TASK DIRECTIONS
Only the lines holding the string "title" are needed. Copy each one.

· · · ·

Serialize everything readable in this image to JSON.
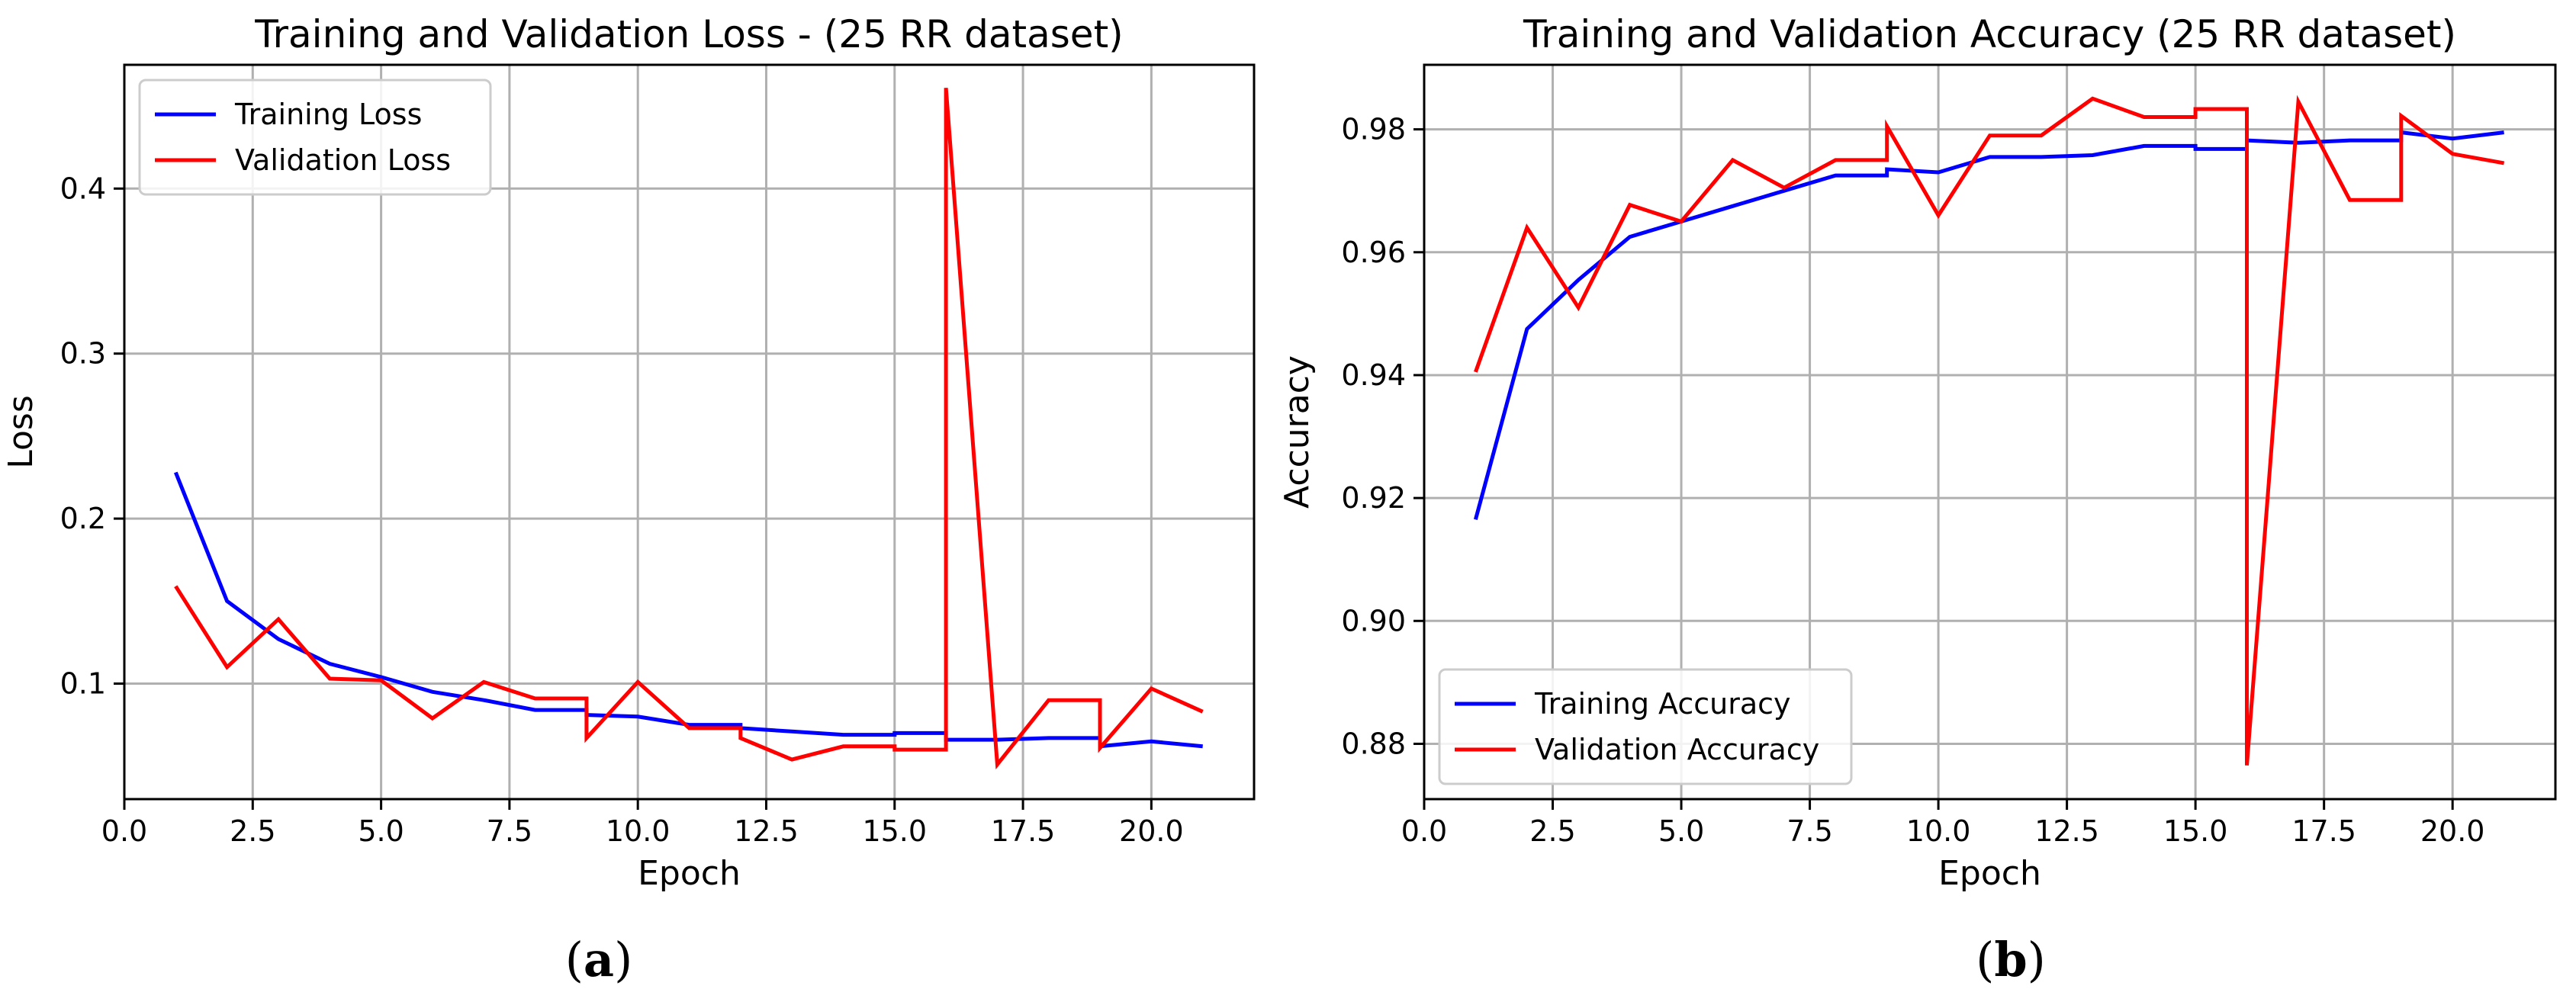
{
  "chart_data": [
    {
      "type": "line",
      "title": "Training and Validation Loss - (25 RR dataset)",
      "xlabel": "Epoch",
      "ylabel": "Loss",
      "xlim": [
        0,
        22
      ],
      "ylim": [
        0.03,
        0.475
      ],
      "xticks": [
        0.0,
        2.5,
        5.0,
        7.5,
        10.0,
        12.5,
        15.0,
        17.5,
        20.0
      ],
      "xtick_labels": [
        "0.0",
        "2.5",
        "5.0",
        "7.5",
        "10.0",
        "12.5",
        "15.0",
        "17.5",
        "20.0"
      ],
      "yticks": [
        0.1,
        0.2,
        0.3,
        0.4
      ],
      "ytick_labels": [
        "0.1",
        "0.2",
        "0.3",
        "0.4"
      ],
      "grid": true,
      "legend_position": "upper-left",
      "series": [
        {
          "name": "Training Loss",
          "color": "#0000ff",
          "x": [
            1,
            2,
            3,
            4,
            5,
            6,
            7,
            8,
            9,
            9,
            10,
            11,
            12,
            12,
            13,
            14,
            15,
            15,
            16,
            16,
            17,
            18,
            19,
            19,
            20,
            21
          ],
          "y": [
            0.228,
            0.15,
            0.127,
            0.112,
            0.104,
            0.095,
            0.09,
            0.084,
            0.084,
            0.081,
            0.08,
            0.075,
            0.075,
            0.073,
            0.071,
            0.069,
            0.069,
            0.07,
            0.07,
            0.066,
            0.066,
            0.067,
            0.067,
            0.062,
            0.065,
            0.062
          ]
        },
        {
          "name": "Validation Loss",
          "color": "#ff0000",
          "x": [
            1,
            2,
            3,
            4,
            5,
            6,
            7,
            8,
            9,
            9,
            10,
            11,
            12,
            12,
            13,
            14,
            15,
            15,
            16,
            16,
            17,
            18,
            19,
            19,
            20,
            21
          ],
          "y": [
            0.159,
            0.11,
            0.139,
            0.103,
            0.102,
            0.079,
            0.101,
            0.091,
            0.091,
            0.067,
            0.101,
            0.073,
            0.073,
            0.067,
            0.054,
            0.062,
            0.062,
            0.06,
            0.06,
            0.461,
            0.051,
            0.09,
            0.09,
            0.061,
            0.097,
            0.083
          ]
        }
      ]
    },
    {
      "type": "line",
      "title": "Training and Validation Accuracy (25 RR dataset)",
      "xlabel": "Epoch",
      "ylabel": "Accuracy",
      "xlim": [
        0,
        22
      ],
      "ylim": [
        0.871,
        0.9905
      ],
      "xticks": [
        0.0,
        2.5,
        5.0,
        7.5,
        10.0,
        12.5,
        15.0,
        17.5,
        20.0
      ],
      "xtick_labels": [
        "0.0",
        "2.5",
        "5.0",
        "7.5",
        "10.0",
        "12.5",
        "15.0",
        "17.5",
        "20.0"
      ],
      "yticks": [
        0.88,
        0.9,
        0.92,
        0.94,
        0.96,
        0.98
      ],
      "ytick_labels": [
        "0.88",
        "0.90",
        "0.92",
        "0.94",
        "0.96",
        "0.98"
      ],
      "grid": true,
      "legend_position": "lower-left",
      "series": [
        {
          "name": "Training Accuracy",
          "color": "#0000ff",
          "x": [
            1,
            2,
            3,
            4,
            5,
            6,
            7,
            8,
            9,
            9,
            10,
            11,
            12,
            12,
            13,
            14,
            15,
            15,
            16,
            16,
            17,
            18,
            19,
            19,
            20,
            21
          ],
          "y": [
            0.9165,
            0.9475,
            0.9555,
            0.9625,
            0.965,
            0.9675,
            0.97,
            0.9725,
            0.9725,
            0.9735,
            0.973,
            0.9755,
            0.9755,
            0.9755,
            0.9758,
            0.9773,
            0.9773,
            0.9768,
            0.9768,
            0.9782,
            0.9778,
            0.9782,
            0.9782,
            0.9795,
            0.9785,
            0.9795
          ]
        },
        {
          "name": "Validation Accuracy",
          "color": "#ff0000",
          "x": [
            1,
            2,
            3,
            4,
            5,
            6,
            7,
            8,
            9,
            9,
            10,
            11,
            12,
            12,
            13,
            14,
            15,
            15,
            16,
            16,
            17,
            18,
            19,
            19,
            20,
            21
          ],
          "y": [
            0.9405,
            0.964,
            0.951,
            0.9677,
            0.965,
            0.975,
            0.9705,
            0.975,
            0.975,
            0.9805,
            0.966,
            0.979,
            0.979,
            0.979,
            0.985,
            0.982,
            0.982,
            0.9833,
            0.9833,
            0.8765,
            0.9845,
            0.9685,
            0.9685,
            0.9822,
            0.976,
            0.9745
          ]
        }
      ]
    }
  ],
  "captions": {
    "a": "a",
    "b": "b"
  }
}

· · · ·

RESPONSE TO THE TASK
      "title": "Training and Validation Loss - (25 RR dataset)",
      "title": "Training and Validation Accuracy (25 RR dataset)",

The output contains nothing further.